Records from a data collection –
* * *

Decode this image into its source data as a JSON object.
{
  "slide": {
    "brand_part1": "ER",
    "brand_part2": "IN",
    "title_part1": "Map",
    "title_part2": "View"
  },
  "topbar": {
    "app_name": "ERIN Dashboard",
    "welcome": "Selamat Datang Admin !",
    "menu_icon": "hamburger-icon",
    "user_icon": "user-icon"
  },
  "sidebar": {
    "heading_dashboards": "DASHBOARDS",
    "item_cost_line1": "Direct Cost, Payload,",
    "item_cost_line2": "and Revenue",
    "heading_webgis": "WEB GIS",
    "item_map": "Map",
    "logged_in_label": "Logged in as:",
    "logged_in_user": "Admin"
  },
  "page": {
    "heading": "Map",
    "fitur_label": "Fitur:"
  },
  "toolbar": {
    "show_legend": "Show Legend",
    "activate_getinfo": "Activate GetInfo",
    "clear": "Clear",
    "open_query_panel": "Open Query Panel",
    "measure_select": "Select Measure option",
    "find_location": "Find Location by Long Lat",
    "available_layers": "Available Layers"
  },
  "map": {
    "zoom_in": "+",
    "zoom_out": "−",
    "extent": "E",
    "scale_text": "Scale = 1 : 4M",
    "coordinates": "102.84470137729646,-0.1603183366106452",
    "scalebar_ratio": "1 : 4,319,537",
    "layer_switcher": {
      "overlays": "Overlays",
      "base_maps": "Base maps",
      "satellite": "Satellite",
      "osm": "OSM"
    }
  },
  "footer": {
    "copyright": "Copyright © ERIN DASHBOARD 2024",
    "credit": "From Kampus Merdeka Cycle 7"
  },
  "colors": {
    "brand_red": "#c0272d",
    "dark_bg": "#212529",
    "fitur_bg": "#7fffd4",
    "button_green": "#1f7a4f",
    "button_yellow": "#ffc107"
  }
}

* * *

JOB – Each line that has the word "Admin" should be copied.

ANSWER TO THE EXERCISE –
    "welcome": "Selamat Datang Admin !",
    "logged_in_user": "Admin"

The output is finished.